## What this task involves
Find every line in the records below that holds the word "sein", and copy it out.

## Dataset content
>>>>
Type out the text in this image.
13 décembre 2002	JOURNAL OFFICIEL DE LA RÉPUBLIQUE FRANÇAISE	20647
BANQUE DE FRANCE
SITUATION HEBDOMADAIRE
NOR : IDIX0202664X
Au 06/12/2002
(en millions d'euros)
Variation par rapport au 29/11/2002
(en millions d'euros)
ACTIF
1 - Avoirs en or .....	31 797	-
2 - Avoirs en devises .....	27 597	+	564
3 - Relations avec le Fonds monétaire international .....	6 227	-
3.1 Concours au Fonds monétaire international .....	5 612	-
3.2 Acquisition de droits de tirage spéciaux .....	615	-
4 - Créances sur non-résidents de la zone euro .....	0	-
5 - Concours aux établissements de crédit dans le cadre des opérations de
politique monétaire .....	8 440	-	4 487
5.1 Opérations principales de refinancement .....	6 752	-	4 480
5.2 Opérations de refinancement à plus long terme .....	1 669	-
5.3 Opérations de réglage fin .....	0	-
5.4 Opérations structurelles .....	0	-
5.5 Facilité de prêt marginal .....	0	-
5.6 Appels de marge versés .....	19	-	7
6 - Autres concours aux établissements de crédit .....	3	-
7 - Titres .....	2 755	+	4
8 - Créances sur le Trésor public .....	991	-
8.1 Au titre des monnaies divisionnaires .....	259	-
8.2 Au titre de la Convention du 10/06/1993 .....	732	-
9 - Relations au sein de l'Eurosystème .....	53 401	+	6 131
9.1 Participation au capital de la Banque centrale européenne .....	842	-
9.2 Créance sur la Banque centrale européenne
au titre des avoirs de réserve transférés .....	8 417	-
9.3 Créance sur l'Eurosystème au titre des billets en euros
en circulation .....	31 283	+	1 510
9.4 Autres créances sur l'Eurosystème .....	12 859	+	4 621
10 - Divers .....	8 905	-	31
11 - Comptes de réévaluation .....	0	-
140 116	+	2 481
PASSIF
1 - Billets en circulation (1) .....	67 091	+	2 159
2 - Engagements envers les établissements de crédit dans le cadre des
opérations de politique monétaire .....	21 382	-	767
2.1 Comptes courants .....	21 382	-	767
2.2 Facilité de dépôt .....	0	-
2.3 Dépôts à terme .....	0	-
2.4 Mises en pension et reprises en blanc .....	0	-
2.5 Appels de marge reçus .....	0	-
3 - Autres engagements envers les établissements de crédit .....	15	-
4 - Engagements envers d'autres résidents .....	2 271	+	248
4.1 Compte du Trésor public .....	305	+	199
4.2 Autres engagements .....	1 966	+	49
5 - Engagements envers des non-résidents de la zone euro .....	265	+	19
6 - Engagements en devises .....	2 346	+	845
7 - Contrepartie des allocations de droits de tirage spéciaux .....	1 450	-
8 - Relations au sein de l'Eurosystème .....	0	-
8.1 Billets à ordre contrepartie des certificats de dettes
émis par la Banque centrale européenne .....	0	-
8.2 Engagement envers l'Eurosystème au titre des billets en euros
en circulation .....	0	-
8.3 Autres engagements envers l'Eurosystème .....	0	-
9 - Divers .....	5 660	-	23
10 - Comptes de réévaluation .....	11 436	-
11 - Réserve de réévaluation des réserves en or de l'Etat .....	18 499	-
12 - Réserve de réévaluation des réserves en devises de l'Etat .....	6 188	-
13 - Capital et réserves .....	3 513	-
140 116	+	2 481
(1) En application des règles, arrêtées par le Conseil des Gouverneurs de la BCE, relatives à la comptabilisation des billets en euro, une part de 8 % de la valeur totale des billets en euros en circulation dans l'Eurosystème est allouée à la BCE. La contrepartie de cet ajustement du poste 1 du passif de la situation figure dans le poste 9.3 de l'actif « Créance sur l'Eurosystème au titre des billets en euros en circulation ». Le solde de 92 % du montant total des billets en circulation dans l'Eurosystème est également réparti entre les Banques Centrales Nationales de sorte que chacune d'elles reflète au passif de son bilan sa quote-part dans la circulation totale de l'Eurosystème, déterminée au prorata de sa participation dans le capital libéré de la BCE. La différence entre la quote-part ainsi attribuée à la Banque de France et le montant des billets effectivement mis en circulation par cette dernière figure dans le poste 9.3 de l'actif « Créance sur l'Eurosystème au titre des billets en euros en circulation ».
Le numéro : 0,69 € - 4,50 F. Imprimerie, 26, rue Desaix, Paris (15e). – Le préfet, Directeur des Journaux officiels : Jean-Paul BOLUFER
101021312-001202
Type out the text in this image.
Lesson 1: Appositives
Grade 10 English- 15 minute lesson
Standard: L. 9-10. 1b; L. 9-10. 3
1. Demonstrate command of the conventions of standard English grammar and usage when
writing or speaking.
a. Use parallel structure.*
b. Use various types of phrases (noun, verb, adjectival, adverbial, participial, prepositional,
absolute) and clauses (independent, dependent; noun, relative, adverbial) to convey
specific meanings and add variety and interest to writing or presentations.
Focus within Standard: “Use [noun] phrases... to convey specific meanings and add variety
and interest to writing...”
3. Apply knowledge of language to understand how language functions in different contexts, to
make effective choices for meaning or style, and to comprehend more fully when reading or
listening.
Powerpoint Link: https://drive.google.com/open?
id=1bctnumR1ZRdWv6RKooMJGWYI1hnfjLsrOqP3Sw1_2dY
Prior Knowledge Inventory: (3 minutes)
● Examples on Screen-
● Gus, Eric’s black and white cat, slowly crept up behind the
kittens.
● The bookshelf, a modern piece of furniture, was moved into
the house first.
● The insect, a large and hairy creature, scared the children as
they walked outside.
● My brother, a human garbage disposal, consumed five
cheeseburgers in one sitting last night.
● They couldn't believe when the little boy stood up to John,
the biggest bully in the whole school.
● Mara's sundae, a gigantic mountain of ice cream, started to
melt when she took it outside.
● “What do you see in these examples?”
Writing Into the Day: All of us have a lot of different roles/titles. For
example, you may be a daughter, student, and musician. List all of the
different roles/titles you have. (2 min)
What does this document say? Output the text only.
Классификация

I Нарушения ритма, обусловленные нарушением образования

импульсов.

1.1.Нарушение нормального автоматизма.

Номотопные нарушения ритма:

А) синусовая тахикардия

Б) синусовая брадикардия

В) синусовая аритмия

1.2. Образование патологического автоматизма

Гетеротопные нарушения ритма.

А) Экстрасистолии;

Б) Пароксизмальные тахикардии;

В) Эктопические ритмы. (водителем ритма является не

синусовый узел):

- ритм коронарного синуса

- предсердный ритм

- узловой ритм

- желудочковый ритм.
<<<<
## Exercise output
9 - Relations au sein de l'Eurosystème .....	53 401	+	6 131
8 - Relations au sein de l'Eurosystème .....	0	-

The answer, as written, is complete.